> SHORT EXERCISE:
Reproduce each line from the records that holds "COMUNA".

> PROVIDED INFORMATION:
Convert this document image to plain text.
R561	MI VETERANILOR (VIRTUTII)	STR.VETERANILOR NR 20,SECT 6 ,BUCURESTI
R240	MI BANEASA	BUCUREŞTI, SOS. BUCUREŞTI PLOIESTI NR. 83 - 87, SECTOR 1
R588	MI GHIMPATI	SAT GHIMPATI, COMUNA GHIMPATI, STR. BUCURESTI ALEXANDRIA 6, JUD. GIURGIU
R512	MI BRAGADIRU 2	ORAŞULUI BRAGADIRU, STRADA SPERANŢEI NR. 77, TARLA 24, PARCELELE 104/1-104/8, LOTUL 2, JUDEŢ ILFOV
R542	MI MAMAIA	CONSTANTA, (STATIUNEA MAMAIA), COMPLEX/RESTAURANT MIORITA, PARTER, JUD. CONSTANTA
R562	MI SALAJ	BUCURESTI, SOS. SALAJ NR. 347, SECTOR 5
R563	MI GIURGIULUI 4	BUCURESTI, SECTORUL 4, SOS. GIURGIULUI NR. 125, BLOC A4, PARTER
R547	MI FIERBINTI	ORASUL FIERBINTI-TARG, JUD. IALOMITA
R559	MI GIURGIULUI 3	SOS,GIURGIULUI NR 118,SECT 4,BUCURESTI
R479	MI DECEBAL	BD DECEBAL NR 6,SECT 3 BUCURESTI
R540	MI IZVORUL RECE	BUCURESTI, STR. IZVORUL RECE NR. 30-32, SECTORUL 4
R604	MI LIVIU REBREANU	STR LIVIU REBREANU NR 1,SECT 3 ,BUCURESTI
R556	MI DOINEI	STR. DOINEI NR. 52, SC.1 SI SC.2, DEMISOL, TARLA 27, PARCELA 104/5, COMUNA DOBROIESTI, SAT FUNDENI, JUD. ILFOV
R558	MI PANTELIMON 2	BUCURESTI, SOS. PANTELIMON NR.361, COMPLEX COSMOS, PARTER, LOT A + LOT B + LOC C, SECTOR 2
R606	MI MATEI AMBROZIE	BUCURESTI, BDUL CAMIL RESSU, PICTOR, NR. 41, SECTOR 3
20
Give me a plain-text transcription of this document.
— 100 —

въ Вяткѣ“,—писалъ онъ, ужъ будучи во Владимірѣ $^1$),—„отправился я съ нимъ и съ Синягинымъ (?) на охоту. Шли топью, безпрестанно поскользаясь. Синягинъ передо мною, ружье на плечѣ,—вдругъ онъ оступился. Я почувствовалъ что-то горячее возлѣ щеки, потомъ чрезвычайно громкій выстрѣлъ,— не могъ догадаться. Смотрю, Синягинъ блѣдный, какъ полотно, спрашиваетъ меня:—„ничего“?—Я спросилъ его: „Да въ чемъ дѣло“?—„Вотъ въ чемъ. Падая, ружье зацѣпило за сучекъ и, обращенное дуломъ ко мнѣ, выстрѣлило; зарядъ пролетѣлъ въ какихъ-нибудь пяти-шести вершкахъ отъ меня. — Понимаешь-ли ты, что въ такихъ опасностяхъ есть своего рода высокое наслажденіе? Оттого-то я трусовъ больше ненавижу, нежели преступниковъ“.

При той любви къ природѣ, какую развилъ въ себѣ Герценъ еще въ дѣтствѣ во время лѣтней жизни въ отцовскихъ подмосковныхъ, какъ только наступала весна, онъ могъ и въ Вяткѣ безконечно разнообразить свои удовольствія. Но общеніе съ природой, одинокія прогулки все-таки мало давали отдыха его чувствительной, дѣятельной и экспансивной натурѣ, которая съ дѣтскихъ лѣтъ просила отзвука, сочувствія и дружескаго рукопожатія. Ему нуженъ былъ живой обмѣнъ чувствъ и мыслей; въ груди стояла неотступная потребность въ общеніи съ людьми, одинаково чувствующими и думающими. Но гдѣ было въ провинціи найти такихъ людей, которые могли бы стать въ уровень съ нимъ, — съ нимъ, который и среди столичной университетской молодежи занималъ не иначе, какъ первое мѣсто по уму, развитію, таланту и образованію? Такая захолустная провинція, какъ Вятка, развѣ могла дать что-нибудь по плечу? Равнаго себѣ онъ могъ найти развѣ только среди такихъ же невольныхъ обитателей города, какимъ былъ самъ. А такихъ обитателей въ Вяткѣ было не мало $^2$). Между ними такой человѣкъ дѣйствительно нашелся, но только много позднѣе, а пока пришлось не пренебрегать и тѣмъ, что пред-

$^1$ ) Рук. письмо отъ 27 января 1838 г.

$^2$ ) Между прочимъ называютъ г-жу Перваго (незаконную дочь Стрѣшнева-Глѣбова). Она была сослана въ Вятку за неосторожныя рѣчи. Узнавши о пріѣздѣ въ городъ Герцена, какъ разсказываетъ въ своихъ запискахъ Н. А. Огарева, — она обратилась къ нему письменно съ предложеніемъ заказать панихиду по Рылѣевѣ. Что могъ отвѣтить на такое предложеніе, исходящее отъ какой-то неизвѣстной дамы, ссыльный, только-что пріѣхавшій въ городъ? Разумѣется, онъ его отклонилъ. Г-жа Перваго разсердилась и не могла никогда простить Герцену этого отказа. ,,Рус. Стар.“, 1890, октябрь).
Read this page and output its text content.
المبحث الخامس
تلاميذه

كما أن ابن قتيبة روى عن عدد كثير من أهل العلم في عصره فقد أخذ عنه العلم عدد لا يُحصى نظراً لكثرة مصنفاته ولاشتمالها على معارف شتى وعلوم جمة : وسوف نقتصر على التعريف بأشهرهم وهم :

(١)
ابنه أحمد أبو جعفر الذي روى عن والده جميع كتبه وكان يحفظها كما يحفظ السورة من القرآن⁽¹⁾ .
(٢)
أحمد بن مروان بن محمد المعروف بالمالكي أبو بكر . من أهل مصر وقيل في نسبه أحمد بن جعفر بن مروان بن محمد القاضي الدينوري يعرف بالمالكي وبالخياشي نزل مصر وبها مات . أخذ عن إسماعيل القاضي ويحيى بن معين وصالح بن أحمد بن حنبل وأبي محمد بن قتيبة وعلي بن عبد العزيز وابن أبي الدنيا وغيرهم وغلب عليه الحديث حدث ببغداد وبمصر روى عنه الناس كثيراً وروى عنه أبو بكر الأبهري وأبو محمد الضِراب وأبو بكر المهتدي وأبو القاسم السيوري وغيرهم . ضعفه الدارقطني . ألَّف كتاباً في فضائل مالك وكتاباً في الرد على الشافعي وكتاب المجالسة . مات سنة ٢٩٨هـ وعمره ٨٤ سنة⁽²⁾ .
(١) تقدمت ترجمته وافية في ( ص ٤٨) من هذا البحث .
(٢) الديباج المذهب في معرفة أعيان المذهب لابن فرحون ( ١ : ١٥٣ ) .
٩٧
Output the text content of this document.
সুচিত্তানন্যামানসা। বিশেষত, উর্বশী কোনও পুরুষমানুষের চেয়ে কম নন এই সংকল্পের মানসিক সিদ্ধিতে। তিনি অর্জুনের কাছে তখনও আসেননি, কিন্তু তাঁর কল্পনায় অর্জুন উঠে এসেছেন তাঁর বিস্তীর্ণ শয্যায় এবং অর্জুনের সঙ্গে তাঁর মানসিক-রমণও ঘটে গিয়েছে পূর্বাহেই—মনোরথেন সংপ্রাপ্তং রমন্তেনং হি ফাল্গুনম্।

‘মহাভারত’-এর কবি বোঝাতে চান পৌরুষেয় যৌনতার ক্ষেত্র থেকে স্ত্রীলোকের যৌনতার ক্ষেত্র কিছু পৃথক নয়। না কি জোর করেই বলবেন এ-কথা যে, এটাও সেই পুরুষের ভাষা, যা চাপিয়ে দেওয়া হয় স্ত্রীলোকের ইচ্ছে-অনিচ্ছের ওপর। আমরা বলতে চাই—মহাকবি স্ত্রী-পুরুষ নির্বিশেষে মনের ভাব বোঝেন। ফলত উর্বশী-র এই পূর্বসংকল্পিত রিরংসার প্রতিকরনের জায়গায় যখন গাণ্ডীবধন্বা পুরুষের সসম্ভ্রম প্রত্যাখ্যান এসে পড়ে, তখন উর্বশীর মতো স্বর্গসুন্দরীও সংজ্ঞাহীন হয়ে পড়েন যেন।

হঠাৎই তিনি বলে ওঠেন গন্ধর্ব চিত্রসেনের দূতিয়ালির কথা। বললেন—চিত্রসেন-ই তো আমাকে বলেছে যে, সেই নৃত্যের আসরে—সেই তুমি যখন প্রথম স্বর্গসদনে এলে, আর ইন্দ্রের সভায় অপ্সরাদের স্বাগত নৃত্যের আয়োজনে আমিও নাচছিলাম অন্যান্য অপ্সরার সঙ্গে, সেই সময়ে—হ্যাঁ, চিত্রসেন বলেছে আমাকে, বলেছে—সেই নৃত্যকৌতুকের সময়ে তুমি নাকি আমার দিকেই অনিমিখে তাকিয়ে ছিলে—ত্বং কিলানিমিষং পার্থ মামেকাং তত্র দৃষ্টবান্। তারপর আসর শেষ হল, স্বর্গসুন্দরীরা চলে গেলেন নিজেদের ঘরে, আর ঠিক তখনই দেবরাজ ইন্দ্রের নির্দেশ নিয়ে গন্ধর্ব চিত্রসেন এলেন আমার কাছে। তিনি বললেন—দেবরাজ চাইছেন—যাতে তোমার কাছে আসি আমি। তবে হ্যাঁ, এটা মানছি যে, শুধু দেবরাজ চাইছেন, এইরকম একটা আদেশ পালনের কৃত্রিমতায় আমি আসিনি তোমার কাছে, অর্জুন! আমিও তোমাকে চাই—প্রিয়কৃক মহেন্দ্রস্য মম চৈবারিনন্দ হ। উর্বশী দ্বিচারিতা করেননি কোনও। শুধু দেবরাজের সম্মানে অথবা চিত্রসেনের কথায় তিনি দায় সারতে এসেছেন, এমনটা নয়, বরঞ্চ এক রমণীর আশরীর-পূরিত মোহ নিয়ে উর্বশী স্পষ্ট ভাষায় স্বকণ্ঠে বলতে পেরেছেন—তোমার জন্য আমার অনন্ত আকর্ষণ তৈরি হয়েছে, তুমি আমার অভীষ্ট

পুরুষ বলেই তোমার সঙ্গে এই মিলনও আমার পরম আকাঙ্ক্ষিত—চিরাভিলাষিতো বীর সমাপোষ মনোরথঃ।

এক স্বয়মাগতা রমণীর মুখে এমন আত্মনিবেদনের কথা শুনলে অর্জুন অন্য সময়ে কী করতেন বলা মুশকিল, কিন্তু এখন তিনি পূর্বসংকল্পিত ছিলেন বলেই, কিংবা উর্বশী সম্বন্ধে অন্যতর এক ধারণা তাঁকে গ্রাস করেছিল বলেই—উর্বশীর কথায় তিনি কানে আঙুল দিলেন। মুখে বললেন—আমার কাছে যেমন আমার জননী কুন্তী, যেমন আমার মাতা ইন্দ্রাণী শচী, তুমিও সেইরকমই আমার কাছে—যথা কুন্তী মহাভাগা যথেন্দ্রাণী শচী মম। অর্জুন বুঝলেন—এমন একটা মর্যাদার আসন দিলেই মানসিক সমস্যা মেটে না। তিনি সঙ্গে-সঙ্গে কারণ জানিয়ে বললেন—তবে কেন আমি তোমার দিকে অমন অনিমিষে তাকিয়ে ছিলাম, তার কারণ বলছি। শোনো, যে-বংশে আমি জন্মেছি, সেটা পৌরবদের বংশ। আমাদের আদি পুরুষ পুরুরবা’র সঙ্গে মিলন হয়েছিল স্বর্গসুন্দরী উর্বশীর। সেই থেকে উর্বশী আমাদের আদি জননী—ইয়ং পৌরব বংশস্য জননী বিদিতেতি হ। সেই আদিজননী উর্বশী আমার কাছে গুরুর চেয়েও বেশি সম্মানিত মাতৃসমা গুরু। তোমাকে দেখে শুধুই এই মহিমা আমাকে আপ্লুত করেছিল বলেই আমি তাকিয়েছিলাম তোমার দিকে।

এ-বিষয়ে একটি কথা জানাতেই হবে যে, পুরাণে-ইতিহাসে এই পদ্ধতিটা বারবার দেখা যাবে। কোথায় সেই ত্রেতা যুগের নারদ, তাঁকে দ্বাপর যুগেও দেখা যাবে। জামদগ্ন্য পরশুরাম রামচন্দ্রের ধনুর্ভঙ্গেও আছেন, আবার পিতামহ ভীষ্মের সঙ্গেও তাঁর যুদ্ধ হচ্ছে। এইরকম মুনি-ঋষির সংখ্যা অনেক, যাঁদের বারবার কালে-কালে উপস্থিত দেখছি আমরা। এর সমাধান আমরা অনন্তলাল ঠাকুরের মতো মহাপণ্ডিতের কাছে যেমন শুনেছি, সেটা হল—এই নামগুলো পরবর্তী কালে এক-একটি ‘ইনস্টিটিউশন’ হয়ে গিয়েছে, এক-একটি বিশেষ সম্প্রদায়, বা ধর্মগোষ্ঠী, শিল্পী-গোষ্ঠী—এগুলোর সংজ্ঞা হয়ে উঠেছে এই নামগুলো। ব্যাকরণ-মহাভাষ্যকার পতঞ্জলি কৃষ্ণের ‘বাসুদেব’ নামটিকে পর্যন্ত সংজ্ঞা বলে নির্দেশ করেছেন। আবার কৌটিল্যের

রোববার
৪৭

> COMPLETED EXERCISE:
R588	MI GHIMPATI	SAT GHIMPATI, COMUNA GHIMPATI, STR. BUCURESTI ALEXANDRIA 6, JUD. GIURGIU
R556	MI DOINEI	STR. DOINEI NR. 52, SC.1 SI SC.2, DEMISOL, TARLA 27, PARCELA 104/5, COMUNA DOBROIESTI, SAT FUNDENI, JUD. ILFOV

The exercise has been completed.